* _WHAT IS ASKED_
Wherever the word "Finance" turns up in a line of the entries, copy that line.
--- --- ---
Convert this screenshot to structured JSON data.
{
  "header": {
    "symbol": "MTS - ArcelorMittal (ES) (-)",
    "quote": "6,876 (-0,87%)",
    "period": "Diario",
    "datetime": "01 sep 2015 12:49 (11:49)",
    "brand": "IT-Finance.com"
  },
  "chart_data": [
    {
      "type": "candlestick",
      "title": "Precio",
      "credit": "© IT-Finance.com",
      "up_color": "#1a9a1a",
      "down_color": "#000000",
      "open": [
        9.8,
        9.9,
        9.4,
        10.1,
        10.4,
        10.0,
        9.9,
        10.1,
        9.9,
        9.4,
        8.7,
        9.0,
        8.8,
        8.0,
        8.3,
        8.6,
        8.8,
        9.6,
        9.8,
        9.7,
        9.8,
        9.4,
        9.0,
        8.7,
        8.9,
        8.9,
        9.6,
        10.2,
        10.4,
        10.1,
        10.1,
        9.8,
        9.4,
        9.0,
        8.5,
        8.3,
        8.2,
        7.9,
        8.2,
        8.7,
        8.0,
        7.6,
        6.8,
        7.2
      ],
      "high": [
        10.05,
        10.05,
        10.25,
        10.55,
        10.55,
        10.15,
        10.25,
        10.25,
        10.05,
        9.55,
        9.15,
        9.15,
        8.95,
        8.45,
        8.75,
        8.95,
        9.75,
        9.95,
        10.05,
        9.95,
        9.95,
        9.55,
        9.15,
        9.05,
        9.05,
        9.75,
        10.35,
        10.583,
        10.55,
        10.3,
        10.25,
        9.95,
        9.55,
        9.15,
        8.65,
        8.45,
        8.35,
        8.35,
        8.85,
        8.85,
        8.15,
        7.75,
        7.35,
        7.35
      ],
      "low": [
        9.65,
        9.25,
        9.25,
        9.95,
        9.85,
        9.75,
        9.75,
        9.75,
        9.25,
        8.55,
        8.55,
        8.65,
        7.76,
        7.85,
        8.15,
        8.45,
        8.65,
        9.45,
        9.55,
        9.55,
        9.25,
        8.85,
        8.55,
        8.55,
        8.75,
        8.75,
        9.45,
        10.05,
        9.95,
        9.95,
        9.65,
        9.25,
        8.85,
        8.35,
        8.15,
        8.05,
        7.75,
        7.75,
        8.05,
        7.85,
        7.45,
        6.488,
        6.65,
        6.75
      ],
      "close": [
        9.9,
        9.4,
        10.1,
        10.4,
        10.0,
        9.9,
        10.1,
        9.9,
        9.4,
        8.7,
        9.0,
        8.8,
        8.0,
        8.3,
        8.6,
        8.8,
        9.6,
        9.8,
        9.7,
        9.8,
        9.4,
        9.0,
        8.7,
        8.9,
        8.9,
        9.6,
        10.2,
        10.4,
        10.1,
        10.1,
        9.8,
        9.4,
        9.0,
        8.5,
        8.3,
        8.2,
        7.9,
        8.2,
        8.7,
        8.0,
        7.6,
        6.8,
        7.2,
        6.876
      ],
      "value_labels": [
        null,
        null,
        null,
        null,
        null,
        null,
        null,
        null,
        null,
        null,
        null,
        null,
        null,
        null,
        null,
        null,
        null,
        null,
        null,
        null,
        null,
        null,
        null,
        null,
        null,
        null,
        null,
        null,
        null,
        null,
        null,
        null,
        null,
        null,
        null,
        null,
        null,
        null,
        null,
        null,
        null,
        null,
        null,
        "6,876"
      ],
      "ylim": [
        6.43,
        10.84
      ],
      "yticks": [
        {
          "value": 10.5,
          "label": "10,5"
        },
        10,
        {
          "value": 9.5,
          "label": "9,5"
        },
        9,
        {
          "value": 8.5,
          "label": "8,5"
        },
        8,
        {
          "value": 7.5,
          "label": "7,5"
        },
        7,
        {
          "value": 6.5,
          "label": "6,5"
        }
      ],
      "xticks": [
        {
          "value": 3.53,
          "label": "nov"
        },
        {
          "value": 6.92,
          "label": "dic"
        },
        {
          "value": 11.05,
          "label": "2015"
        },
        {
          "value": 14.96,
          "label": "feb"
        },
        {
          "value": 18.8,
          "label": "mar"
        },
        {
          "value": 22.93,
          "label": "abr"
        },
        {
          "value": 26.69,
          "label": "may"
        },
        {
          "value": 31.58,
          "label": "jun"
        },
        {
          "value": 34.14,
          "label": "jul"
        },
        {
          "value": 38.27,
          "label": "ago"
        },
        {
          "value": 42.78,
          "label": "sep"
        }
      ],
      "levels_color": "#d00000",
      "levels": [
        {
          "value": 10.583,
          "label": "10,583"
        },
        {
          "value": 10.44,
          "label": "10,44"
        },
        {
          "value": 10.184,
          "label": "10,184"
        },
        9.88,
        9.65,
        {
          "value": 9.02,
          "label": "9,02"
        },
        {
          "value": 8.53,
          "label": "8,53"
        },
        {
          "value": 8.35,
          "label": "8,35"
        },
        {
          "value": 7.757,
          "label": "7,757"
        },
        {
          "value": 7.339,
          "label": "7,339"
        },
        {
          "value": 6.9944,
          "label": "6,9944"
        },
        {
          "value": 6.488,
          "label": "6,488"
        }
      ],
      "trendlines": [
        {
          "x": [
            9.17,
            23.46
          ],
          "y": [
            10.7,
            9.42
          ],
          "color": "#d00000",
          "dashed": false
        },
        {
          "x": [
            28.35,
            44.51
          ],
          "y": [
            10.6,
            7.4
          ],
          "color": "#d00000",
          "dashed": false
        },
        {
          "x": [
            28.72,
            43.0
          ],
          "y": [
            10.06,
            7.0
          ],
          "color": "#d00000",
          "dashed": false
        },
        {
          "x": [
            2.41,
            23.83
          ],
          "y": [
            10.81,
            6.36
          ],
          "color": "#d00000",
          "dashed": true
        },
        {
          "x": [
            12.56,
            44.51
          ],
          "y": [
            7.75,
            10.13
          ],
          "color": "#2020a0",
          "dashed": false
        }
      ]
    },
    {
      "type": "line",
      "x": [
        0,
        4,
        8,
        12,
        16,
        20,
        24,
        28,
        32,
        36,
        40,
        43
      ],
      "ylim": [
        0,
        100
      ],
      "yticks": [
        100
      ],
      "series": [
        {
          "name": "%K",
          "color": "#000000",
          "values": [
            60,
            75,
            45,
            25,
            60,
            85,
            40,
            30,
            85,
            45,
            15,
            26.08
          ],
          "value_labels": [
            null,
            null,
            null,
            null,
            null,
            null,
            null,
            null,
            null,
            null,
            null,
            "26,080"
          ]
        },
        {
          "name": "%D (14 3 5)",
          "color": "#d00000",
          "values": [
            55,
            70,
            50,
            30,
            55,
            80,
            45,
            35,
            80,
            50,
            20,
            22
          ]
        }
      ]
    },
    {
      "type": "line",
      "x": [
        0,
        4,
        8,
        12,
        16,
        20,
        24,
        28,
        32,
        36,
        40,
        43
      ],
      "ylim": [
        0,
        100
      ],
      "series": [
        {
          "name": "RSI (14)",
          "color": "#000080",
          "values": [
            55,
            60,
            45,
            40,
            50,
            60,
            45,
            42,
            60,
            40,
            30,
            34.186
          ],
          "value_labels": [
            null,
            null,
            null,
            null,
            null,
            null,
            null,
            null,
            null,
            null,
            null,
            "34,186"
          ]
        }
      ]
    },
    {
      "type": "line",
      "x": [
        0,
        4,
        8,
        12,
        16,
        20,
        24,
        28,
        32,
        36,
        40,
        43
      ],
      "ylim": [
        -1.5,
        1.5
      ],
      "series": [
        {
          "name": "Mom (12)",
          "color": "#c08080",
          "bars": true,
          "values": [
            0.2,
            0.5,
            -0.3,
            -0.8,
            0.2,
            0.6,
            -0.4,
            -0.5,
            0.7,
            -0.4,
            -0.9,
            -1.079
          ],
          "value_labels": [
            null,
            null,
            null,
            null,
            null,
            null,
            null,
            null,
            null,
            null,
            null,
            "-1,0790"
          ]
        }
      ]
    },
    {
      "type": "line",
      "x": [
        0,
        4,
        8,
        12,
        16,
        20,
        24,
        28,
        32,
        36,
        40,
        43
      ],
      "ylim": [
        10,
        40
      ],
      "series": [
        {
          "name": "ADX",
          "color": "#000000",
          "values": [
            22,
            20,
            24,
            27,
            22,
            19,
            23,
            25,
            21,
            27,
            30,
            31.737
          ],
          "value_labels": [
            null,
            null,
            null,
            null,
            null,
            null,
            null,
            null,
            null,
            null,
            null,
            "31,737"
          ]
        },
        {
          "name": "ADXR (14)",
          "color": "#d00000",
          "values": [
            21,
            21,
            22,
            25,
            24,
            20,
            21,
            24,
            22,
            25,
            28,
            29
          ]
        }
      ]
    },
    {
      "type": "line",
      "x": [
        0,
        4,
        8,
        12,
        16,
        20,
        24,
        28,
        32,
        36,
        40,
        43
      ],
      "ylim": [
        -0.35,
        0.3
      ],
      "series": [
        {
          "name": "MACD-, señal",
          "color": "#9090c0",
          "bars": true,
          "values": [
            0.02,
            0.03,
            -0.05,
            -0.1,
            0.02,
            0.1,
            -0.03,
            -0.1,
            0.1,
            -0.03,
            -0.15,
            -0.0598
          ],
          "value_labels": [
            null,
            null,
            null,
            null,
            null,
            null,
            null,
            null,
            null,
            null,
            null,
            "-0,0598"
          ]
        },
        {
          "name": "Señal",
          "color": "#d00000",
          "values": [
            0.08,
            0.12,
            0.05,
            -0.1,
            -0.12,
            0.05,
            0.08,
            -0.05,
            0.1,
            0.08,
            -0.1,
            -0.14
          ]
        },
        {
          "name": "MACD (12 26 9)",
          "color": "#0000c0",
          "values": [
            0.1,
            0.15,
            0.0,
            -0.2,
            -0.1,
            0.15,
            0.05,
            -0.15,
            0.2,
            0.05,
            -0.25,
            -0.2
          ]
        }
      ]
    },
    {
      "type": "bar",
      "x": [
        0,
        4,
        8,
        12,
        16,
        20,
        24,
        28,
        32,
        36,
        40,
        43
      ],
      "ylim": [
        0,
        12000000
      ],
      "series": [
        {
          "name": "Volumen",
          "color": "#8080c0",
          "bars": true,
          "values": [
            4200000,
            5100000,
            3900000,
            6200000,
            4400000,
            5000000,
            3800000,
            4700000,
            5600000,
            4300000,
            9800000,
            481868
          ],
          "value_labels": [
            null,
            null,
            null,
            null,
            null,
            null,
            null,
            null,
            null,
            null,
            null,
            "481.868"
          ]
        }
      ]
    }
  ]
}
--- --- ---
* _FULL SOLUTION_
    "brand": "IT-Finance.com"
      "credit": "© IT-Finance.com",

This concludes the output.